Challenge: Copy each line below that contains "kind".

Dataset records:
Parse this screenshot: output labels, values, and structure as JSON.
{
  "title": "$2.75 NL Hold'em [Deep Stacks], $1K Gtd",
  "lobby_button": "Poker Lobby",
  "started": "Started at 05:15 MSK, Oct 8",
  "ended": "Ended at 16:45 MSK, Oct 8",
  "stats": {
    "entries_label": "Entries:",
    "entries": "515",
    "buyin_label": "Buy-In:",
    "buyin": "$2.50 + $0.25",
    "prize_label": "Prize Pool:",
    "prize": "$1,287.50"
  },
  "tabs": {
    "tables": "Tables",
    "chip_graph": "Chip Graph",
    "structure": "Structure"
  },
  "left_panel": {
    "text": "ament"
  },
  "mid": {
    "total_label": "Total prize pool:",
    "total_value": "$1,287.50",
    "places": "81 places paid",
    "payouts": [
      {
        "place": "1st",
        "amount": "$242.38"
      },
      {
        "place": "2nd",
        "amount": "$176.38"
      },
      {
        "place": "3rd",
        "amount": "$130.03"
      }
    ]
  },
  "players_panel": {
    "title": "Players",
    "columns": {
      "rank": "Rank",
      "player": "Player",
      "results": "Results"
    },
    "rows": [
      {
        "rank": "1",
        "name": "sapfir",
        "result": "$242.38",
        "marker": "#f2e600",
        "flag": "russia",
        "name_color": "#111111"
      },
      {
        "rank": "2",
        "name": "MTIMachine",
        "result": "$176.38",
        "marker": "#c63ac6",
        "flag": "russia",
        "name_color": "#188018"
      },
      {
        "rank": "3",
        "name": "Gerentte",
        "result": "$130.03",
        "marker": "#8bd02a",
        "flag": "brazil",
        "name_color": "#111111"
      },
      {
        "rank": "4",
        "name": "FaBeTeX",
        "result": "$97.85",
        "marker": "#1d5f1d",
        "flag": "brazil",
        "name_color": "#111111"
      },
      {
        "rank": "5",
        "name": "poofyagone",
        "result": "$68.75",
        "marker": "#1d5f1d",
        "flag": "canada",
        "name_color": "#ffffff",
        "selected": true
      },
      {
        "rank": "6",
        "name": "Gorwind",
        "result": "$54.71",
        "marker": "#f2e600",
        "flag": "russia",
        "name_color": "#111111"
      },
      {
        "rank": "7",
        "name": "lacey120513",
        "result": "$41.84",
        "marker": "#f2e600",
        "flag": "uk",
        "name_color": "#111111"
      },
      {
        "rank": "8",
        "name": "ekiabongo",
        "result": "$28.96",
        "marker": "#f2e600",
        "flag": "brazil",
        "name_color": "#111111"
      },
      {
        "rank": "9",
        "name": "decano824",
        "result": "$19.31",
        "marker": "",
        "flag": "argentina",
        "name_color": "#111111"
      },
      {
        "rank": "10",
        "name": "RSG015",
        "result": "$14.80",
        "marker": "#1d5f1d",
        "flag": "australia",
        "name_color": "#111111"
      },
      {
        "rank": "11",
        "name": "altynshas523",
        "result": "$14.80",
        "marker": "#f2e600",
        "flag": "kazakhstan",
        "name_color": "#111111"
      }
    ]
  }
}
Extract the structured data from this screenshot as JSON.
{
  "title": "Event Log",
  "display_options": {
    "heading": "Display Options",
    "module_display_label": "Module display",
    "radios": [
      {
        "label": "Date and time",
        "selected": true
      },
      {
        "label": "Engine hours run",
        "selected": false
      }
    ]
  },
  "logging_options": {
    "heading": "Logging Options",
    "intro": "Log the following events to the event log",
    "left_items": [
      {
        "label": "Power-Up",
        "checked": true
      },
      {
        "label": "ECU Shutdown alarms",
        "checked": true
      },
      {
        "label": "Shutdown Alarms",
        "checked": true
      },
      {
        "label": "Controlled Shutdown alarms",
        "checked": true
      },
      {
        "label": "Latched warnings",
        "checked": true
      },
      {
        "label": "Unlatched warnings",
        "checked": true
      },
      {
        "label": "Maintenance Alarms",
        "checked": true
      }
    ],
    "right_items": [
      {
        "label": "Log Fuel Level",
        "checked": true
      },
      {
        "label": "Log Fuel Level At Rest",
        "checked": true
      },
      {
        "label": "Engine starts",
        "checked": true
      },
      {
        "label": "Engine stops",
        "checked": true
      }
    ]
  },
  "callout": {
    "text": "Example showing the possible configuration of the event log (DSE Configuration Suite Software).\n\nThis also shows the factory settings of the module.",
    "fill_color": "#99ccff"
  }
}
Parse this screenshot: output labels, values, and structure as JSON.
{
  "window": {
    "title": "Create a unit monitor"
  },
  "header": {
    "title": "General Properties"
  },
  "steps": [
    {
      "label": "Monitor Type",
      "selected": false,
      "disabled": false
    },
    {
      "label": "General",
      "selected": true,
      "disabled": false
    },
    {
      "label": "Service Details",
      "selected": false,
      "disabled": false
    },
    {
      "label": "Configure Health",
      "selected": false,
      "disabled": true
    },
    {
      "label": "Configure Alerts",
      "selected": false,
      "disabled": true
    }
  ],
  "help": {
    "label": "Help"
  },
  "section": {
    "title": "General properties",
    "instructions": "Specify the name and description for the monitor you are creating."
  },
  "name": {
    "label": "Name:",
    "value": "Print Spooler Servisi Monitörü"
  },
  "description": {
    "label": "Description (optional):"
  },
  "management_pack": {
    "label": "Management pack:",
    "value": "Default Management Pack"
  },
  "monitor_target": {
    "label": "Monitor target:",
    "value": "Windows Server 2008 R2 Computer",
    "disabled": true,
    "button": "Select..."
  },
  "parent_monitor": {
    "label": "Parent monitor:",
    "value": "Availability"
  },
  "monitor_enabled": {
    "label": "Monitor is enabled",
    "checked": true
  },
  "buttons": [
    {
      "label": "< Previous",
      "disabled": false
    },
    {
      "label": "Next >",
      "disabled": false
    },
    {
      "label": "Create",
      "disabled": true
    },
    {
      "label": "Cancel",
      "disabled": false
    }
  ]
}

==

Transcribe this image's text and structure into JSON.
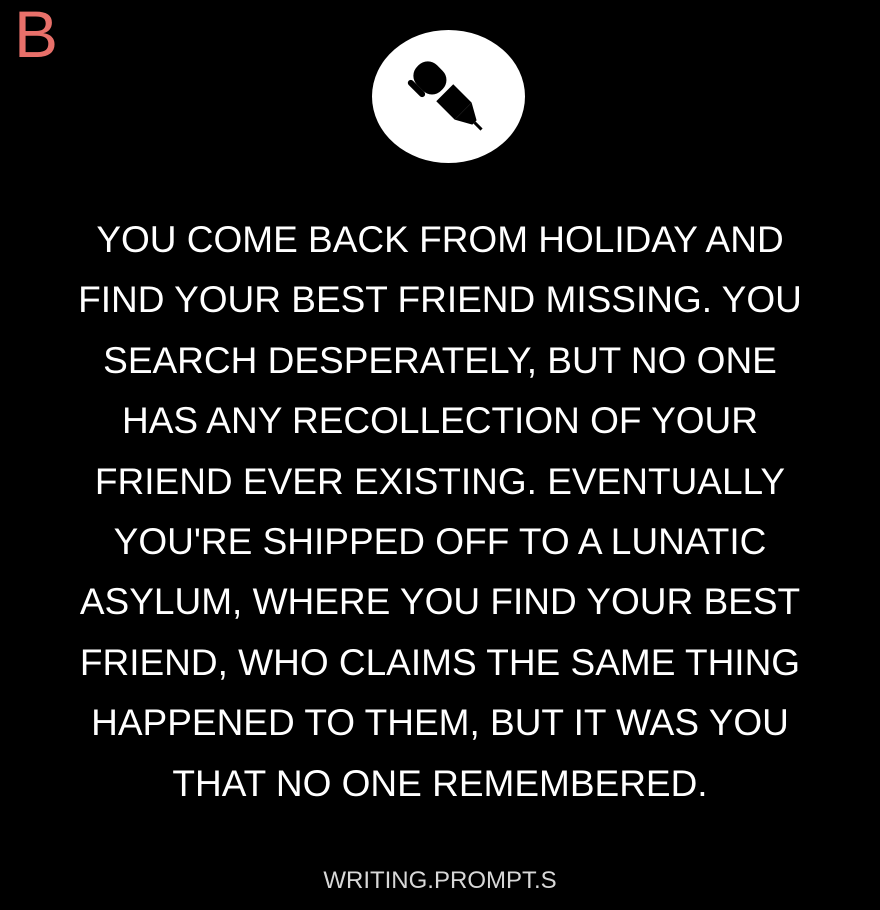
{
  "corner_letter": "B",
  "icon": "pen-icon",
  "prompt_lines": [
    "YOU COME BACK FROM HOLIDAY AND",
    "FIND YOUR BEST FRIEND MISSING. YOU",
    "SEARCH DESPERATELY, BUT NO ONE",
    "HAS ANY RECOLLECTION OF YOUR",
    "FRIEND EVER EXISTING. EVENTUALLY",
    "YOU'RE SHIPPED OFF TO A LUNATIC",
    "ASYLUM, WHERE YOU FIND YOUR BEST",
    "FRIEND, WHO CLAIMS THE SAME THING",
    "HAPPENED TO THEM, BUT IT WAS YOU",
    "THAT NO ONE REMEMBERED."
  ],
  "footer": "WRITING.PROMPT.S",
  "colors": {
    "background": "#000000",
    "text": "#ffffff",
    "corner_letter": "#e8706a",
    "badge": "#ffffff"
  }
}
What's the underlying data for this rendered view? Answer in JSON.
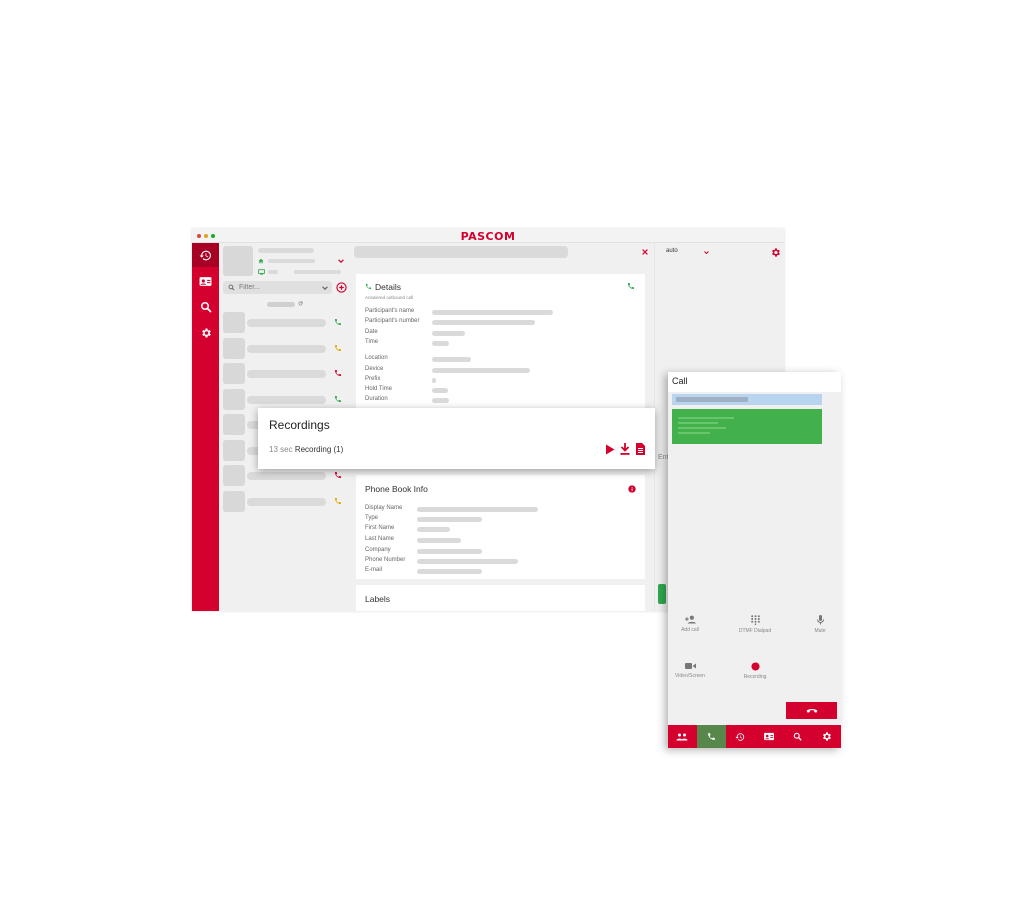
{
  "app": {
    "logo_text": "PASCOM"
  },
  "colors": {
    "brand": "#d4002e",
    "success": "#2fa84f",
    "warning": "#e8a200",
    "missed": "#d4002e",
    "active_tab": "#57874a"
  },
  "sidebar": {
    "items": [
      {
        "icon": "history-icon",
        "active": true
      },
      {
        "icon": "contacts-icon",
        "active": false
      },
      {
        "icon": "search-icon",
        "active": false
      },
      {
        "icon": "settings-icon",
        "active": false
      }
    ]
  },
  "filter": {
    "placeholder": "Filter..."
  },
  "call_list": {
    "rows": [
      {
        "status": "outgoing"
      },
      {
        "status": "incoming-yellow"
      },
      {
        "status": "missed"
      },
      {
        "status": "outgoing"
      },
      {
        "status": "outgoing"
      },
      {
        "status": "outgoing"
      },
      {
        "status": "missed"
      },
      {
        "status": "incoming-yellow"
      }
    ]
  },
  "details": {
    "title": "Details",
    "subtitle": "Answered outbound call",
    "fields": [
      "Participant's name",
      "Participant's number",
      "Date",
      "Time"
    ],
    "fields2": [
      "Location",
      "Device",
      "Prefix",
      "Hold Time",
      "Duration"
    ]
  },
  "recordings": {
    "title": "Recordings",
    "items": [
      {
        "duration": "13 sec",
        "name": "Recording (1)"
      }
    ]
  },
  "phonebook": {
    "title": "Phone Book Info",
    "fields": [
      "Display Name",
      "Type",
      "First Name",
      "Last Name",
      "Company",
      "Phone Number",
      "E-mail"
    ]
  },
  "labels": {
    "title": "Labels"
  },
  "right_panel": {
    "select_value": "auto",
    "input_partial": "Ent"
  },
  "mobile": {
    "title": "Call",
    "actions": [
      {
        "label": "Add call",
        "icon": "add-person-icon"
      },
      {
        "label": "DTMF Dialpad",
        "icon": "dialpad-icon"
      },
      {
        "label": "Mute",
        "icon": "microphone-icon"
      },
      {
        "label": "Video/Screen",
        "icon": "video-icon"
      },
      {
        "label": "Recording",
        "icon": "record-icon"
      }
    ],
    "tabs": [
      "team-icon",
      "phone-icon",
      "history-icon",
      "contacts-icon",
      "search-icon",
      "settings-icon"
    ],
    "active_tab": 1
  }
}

--

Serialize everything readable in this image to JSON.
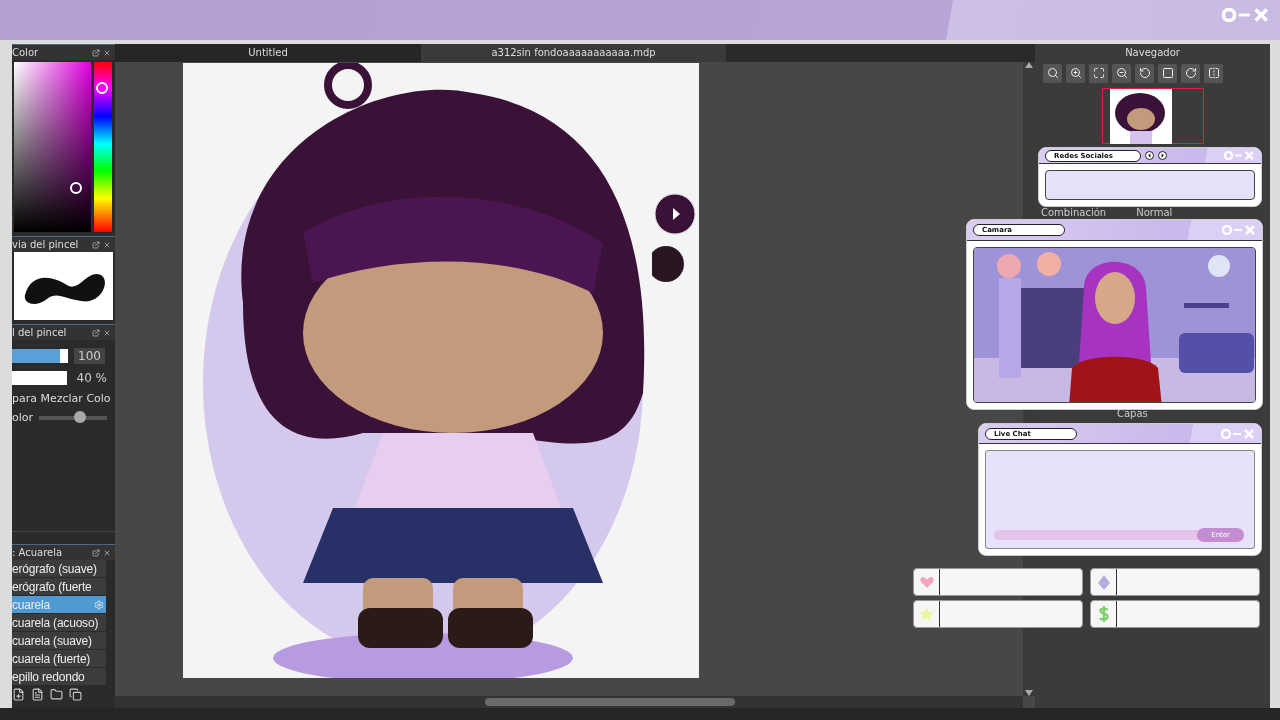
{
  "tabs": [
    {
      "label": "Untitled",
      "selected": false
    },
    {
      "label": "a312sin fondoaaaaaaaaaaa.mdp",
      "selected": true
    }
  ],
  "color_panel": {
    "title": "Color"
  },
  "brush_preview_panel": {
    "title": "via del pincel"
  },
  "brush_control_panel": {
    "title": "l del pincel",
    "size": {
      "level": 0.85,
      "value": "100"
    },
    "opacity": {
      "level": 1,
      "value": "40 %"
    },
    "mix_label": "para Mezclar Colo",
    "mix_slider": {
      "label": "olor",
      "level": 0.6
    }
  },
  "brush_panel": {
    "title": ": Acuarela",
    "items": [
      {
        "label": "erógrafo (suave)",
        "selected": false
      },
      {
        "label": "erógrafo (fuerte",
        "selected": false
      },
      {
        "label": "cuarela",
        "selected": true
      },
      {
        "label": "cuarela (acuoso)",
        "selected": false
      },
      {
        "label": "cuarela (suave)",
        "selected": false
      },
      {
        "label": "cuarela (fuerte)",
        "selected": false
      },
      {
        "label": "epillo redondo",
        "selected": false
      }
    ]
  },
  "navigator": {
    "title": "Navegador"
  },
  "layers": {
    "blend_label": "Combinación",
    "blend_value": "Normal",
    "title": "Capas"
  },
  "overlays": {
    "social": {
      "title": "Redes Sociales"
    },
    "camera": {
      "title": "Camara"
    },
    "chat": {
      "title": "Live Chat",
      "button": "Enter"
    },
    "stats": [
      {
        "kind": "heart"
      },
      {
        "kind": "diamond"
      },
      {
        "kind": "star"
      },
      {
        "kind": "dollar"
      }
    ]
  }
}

Output of the task:
        "kind": "heart"
        "kind": "diamond"
        "kind": "star"
        "kind": "dollar"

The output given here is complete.